[Start Excerpt to read]
Reviewing
theater on The Morning After is ruining my life.
Saturday night, I saw
Jade Esteban Estrada in
"Chek It, Baby,"
a one-man gay cabaret which fancifully interprets the great Russian
playwright Anton Chekhov’s four masterpieces,
"The Seagull,"
"Uncle Vanya,"
"The Three Sisters," and
"The Cherry
Orchard," through the lens of a one-man gay cabaret.
It was the big opener to the 2008 Twin Cities Chekhov Festival, a
heroic theater weekend at the Byrant-Lake Bowl, featuring sixteen
theater companies “breathing new life into the work of Anton Chekhov
through inspired interpretations, inventive adaptations and original
multi-disciplinary performance.”
Okay, I really don’t have anything against
Estrada, whom the
Topeka Capitol-Journal calls “one of the finest American solo
theatre artists of the twenty-first century.” And I don’t have
anything against the other souls sitting in the Bryant-Lake Bowl’s
theater space, all of whom, based on where and when they laughed
during the show, must have been huge Chekhov freaks, and most of
whom, based on my extensive eavesdropping, spoke fluent Russian. No,
I’m just feeling sorry for myself for going to experimental gay
cabaret with millions of inside Chekhov jokes—and getting most of
them.
What the hell is happening to me?
[End Excerpt to read]
-- Exercise directions --
Copy out the theater review above word for word, from its first line through its last.
[Start Material supplied]
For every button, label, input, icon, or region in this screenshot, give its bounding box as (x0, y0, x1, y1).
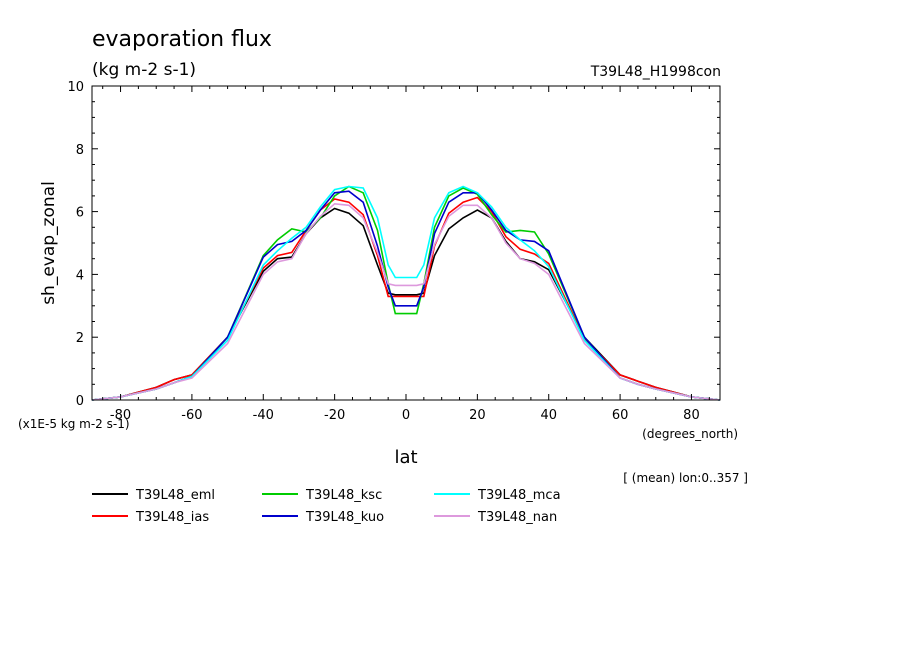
footnote: [ (mean) lon:0..357 ] (623, 471, 748, 485)
plot-area (91, 185, 721, 401)
chart-title: evaporation flux (92, 27, 272, 52)
plot-frame (91, 85, 721, 401)
legend: T39L48_eml T39L48_ias T39L48_ksc T39L48_kuo… (92, 488, 561, 525)
series-line-T39L48_mca (91, 185, 721, 401)
legend-item: T39L48_ksc (262, 488, 382, 503)
x-tick-label: 80 (683, 408, 700, 423)
x-unit-label: (degrees_north) (642, 427, 738, 441)
series-line-T39L48_ias (91, 196, 721, 401)
series-line-T39L48_kuo (91, 190, 721, 401)
y-scale-note: (x1E-5 kg m-2 s-1) (18, 417, 130, 431)
y-tick-label: 0 (76, 394, 84, 409)
x-tick-label: -20 (324, 408, 345, 423)
x-tick-label: 20 (469, 408, 486, 423)
legend-label: T39L48_mca (477, 488, 561, 503)
x-tick-label: 40 (540, 408, 557, 423)
legend-item: T39L48_ias (92, 510, 209, 525)
run-label: T39L48_H1998con (590, 64, 721, 80)
axes: -80 -60 -40 -20 0 20 40 60 80 0 2 4 6 8 10 (67, 80, 721, 423)
x-tick-label: 60 (612, 408, 629, 423)
legend-label: T39L48_eml (135, 488, 215, 503)
legend-label: T39L48_kuo (305, 510, 384, 525)
legend-label: T39L48_nan (477, 510, 557, 525)
y-tick-label: 6 (76, 206, 84, 221)
y-tick-label: 4 (76, 268, 84, 283)
x-tick-label: -60 (181, 408, 202, 423)
y-tick-label: 2 (76, 331, 84, 346)
y-tick-label: 8 (76, 143, 84, 158)
legend-item: T39L48_kuo (262, 510, 384, 525)
x-tick-label: -80 (110, 408, 131, 423)
x-axis-label: lat (394, 447, 417, 468)
series-line-T39L48_eml (91, 207, 721, 401)
x-tick-label: -40 (253, 408, 274, 423)
legend-item: T39L48_eml (92, 488, 215, 503)
series-line-T39L48_nan (91, 202, 721, 401)
y-axis-label: sh_evap_zonal (39, 181, 59, 305)
x-tick-label: 0 (402, 408, 410, 423)
legend-item: T39L48_nan (434, 510, 557, 525)
legend-label: T39L48_ias (135, 510, 209, 525)
legend-item: T39L48_mca (434, 488, 561, 503)
legend-label: T39L48_ksc (305, 488, 382, 503)
y-tick-label: 10 (67, 80, 84, 95)
chart-subtitle: (kg m-2 s-1) (92, 60, 196, 80)
series-line-T39L48_ksc (91, 185, 721, 401)
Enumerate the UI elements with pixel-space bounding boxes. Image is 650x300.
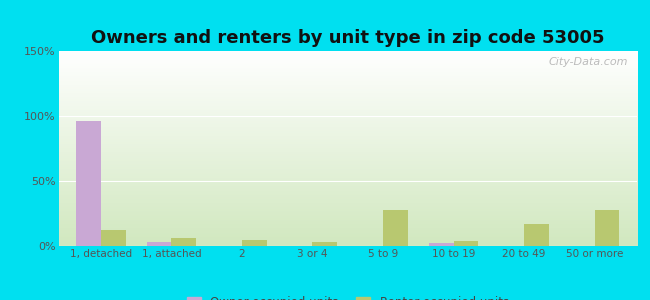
Bar: [524, 224, 549, 246]
Bar: [313, 242, 337, 246]
Bar: [76, 121, 101, 246]
Title: Owners and renters by unit type in zip code 53005: Owners and renters by unit type in zip c…: [91, 29, 604, 47]
Legend: Owner occupied units, Renter occupied units: Owner occupied units, Renter occupied un…: [182, 292, 514, 300]
Bar: [454, 241, 478, 246]
Bar: [101, 230, 125, 246]
Bar: [242, 239, 266, 246]
Bar: [147, 242, 172, 246]
Bar: [595, 210, 619, 246]
Bar: [383, 210, 408, 246]
Bar: [429, 243, 454, 246]
Text: City-Data.com: City-Data.com: [549, 57, 629, 67]
Bar: [172, 238, 196, 246]
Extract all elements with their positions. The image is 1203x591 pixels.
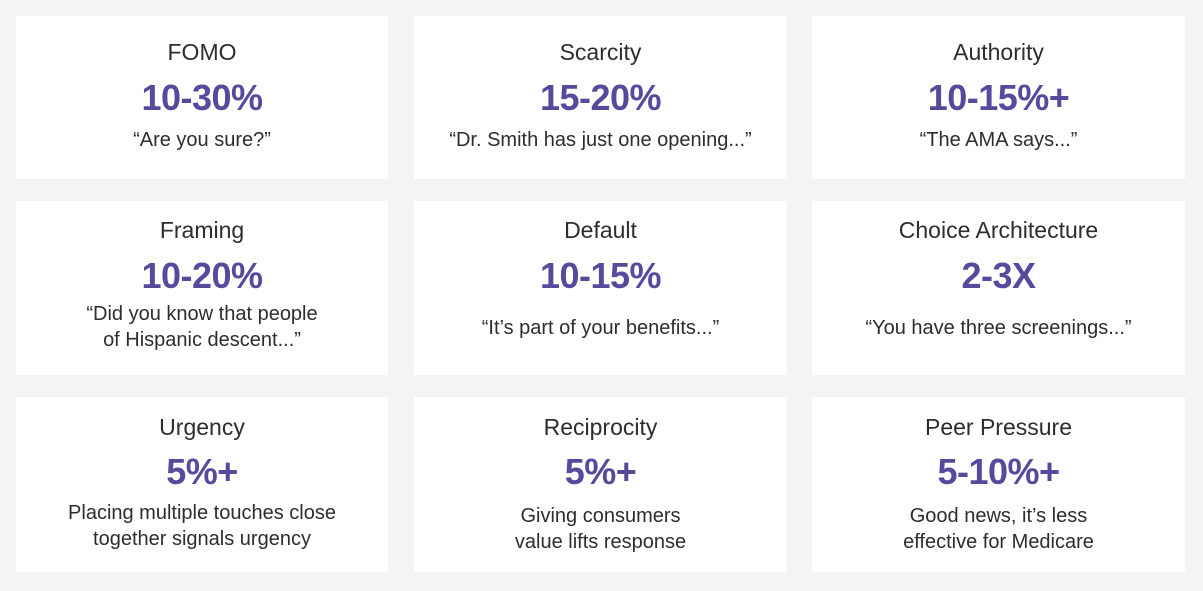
card-description: Placing multiple touches close together … bbox=[68, 502, 336, 550]
card-choice-architecture: Choice Architecture 2-3X “You have three… bbox=[812, 201, 1185, 375]
card-description: “The AMA says...” bbox=[919, 129, 1078, 151]
card-scarcity: Scarcity 15-20% “Dr. Smith has just one … bbox=[414, 16, 787, 179]
card-authority: Authority 10-15%+ “The AMA says...” bbox=[812, 16, 1185, 179]
card-title: Reciprocity bbox=[543, 414, 658, 440]
card-title: Peer Pressure bbox=[924, 414, 1072, 440]
card-description: Good news, it’s less effective for Medic… bbox=[903, 505, 1094, 553]
card-stat: 2-3X bbox=[961, 255, 1036, 296]
card-description: “Dr. Smith has just one opening...” bbox=[449, 129, 752, 151]
card-stat: 5-10%+ bbox=[937, 451, 1060, 492]
card-title: Framing bbox=[159, 217, 245, 243]
card-title: Choice Architecture bbox=[898, 217, 1099, 243]
card-stat: 5%+ bbox=[166, 451, 238, 492]
card-title: Urgency bbox=[159, 414, 245, 440]
card-reciprocity: Reciprocity 5%+ Giving consumers value l… bbox=[414, 397, 787, 572]
card-urgency: Urgency 5%+ Placing multiple touches clo… bbox=[16, 397, 388, 572]
card-stat: 10-15% bbox=[539, 255, 662, 296]
card-default: Default 10-15% “It’s part of your benefi… bbox=[414, 201, 787, 375]
card-stat: 10-20% bbox=[141, 255, 263, 296]
card-description: “It’s part of your benefits...” bbox=[481, 317, 720, 339]
card-fomo: FOMO 10-30% “Are you sure?” bbox=[16, 16, 388, 179]
card-description: “Are you sure?” bbox=[133, 129, 271, 151]
card-stat: 10-15%+ bbox=[927, 77, 1070, 118]
card-description: “Did you know that people of Hispanic de… bbox=[86, 303, 318, 351]
card-peer-pressure: Peer Pressure 5-10%+ Good news, it’s les… bbox=[812, 397, 1185, 572]
card-stat: 5%+ bbox=[564, 451, 637, 492]
card-title: Authority bbox=[953, 39, 1044, 65]
card-stat: 10-30% bbox=[141, 77, 263, 118]
card-title: Default bbox=[564, 217, 637, 243]
card-description: Giving consumers value lifts response bbox=[514, 505, 687, 553]
card-title: FOMO bbox=[167, 39, 237, 65]
card-framing: Framing 10-20% “Did you know that people… bbox=[16, 201, 388, 375]
card-title: Scarcity bbox=[559, 39, 642, 65]
card-description: “You have three screenings...” bbox=[865, 317, 1132, 339]
card-stat: 15-20% bbox=[539, 77, 662, 118]
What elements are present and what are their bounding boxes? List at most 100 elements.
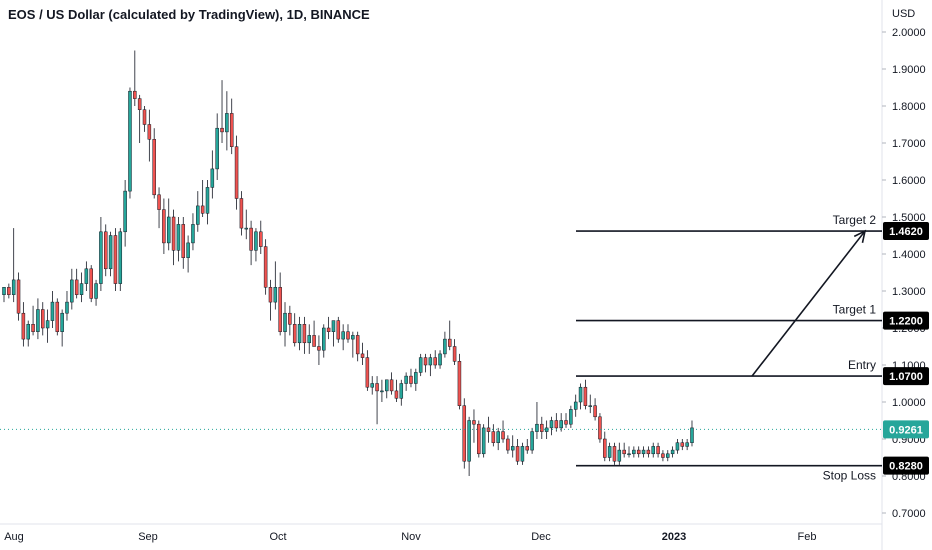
[End Material supplied]
-- Final result --
Reviewing
theater on The Morning After is ruining my life.
Saturday night, I saw
Jade Esteban Estrada in
"Chek It, Baby,"
a one-man gay cabaret which fancifully interprets the great Russian
playwright Anton Chekhov’s four masterpieces,
"The Seagull,"
"Uncle Vanya,"
"The Three Sisters," and
"The Cherry
Orchard," through the lens of a one-man gay cabaret.
It was the big opener to the 2008 Twin Cities Chekhov Festival, a
heroic theater weekend at the Byrant-Lake Bowl, featuring sixteen
theater companies “breathing new life into the work of Anton Chekhov
through inspired interpretations, inventive adaptations and original
multi-disciplinary performance.”
Okay, I really don’t have anything against
Estrada, whom the
Topeka Capitol-Journal calls “one of the finest American solo
theatre artists of the twenty-first century.” And I don’t have
anything against the other souls sitting in the Bryant-Lake Bowl’s
theater space, all of whom, based on where and when they laughed
during the show, must have been huge Chekhov freaks, and most of
whom, based on my extensive eavesdropping, spoke fluent Russian. No,
I’m just feeling sorry for myself for going to experimental gay
cabaret with millions of inside Chekhov jokes—and getting most of
them.
What the hell is happening to me?